## What needs to be done
Below are the records. List every line holding the word "terms".

## Records supplied
● ● ● ● ● ● ●
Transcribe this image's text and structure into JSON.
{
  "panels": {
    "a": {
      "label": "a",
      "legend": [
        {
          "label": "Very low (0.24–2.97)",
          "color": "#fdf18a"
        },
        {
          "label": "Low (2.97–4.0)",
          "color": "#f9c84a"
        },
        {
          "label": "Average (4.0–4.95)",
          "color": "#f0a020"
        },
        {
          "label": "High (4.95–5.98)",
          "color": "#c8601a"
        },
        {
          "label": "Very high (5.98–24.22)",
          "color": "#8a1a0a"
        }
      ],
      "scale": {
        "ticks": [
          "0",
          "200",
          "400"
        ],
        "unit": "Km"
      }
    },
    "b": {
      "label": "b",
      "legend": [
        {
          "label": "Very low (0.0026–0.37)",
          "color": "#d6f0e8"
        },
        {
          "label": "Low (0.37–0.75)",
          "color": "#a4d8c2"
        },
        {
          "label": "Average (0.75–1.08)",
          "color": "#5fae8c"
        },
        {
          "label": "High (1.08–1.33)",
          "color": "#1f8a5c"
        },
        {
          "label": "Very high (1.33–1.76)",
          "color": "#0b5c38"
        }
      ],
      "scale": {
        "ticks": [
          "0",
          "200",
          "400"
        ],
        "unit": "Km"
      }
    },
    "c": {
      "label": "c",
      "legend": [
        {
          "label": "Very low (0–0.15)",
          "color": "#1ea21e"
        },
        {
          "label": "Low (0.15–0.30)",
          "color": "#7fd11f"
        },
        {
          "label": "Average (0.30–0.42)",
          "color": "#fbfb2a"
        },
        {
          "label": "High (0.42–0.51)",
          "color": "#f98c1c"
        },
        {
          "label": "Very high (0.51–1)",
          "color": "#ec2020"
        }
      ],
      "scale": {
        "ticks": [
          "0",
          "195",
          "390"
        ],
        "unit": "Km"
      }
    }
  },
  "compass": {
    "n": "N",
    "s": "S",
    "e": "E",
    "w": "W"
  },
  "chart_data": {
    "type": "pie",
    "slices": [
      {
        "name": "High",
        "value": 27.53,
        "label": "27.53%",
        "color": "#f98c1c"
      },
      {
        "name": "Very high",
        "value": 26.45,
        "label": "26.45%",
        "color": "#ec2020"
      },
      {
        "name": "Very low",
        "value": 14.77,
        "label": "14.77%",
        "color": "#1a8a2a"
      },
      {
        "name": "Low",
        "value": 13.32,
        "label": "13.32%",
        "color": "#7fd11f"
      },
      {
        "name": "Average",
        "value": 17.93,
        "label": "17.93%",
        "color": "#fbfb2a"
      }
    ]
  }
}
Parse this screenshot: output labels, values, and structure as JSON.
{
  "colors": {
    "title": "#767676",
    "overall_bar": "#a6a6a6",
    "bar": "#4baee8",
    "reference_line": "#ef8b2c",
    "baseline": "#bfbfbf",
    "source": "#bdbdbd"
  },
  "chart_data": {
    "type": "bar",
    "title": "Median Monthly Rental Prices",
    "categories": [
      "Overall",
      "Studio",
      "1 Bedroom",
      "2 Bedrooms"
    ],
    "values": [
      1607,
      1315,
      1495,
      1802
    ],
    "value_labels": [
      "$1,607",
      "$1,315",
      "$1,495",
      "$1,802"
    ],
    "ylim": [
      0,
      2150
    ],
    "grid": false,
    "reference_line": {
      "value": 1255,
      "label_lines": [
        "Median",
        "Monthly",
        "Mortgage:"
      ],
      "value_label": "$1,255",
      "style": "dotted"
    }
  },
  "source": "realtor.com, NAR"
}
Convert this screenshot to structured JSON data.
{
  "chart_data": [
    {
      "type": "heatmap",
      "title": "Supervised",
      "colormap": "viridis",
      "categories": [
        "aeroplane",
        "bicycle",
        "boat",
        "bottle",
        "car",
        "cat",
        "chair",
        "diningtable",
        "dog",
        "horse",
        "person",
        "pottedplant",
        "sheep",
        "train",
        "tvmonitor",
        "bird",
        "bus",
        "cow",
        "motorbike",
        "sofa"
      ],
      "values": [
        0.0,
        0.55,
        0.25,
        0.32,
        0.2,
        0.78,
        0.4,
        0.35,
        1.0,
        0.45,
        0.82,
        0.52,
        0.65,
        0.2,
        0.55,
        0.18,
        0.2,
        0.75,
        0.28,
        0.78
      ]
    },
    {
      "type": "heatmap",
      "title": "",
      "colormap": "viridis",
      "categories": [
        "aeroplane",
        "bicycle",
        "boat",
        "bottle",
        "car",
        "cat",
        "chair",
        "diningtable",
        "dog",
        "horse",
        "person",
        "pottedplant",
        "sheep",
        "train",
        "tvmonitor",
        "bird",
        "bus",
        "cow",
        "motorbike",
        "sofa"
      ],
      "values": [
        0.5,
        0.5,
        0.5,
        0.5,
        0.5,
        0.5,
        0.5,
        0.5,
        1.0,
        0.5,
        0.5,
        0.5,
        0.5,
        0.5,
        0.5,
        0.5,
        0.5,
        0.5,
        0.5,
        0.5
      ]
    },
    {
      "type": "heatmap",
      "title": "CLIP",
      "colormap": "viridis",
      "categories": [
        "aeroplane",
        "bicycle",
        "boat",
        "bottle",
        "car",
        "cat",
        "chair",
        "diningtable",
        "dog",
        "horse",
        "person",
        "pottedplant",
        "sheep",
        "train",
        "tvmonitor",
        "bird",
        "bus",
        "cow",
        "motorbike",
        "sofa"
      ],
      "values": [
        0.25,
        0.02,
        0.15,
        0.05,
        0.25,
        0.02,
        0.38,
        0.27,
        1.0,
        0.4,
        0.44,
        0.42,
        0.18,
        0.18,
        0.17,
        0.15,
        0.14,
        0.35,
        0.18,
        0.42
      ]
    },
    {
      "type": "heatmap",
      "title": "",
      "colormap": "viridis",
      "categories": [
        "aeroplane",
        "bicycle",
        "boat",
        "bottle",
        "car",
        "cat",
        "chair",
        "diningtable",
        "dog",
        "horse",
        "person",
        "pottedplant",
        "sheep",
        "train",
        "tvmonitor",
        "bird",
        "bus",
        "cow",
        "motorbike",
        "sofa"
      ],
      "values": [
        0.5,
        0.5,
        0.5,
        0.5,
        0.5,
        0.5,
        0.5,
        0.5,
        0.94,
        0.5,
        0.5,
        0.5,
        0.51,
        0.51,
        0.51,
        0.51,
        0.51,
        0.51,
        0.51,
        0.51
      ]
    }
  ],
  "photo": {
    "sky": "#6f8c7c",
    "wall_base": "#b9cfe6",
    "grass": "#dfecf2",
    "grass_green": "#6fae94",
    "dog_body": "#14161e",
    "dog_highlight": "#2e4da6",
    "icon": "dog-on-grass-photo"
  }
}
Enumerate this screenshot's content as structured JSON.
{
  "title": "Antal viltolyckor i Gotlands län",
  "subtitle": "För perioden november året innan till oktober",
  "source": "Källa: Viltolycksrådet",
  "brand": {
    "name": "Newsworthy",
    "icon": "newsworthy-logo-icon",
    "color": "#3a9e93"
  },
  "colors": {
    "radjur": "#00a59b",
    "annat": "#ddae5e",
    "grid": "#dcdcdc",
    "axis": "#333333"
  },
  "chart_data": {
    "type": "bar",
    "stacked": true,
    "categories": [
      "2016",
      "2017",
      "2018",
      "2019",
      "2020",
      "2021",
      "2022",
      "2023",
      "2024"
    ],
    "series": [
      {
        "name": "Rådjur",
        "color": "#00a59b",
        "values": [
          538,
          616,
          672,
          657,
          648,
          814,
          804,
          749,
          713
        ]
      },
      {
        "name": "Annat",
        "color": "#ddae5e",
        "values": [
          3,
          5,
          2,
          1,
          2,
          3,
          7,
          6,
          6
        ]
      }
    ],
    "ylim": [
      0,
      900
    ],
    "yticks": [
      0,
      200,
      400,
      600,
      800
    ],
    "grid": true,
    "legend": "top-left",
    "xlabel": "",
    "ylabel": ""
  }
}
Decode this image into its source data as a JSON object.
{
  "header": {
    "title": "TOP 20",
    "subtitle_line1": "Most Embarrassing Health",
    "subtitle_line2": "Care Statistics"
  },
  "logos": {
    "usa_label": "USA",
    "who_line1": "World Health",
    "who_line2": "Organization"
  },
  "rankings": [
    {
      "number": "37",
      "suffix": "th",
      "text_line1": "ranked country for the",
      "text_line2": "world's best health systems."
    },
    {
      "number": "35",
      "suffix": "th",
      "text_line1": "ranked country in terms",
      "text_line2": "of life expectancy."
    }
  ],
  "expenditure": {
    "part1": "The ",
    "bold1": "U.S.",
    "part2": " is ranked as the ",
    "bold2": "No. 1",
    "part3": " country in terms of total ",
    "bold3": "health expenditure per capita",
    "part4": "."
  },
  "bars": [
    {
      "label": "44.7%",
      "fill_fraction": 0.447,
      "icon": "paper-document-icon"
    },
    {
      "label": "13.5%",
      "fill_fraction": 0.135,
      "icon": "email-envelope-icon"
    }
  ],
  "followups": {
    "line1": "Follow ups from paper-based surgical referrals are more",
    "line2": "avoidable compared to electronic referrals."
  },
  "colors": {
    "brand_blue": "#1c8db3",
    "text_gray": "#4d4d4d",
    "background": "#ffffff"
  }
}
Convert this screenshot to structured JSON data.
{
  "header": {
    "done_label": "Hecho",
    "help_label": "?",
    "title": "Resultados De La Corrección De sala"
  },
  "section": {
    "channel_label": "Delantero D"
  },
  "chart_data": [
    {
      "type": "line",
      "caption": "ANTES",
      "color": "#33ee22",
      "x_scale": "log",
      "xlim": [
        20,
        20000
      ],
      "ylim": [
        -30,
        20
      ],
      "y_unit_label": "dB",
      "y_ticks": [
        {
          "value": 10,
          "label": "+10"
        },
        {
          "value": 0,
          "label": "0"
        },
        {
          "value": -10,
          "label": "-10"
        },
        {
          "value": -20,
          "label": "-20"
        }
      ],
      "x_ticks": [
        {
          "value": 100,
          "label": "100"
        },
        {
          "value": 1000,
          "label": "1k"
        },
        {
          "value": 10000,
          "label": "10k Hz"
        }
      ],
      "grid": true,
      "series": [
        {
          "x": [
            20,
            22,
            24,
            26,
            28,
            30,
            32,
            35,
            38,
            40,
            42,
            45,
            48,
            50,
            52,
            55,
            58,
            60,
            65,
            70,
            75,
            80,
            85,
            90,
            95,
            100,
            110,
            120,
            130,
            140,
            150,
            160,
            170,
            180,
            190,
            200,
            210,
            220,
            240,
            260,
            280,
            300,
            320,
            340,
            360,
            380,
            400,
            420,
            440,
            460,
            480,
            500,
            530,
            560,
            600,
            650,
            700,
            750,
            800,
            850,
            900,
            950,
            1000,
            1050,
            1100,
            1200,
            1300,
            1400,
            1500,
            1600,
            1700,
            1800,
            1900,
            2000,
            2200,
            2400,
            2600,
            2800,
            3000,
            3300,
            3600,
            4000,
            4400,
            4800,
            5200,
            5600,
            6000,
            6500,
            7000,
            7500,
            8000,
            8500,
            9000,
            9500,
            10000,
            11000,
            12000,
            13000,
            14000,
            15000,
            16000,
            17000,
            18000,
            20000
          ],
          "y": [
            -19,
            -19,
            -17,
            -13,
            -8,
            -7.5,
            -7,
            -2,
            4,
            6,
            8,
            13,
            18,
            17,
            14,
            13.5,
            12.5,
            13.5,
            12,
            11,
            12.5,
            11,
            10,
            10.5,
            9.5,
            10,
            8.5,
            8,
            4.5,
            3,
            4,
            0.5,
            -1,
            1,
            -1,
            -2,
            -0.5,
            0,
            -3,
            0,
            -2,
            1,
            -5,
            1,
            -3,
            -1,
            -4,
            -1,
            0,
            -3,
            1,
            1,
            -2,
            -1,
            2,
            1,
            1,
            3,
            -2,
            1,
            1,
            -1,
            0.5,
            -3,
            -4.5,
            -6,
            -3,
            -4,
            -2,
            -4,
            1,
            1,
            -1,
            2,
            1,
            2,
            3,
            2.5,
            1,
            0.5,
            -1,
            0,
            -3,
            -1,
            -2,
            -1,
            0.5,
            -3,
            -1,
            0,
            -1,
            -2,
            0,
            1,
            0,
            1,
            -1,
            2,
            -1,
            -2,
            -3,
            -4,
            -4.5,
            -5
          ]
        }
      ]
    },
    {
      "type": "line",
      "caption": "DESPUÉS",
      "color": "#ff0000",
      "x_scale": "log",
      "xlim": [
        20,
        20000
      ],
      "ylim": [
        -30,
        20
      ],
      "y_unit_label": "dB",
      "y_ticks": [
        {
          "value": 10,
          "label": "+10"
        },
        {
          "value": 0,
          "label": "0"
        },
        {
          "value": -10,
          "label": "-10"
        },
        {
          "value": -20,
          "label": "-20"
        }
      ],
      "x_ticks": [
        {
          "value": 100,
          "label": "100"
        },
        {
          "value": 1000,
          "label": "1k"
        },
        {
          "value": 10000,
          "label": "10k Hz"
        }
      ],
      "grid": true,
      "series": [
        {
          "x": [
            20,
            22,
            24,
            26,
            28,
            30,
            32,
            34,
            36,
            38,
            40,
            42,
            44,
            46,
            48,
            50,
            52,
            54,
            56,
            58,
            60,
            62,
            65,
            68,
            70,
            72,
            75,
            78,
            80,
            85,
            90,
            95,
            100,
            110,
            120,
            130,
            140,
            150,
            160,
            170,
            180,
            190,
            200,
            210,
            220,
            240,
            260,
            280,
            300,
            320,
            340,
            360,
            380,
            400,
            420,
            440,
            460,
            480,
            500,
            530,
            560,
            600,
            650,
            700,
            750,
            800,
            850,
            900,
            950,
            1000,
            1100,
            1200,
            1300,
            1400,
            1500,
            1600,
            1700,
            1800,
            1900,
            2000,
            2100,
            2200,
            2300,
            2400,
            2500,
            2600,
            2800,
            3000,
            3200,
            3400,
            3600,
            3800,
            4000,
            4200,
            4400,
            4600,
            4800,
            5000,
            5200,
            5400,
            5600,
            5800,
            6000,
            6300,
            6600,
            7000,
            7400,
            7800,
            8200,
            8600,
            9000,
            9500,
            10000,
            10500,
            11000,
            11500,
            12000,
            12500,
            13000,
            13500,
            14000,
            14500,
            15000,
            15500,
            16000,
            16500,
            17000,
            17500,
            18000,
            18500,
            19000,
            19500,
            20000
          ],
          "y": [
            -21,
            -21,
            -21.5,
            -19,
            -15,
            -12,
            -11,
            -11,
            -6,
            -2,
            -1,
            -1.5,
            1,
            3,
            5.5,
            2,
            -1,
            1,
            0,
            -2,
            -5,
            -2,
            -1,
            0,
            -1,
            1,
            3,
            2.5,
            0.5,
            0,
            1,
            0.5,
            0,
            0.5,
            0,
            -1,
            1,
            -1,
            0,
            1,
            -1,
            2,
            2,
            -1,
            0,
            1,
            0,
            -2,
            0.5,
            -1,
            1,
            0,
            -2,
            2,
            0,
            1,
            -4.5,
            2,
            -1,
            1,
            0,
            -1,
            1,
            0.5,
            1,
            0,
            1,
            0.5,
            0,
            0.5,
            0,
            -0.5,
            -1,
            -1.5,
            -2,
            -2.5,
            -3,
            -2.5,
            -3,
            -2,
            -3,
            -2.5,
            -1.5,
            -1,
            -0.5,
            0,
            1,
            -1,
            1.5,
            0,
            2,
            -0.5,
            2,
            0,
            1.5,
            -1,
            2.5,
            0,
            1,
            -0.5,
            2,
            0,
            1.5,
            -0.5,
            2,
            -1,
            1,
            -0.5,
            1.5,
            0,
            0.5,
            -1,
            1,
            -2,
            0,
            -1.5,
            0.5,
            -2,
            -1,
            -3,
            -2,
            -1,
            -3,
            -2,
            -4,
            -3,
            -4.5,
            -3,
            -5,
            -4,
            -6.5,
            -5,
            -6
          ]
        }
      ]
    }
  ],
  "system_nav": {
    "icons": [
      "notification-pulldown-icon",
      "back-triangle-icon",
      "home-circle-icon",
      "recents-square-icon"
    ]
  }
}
● ● ● ● ● ● ●
## Output for this task
      "text_line1": "ranked country in terms",
    "part3": " country in terms of total ",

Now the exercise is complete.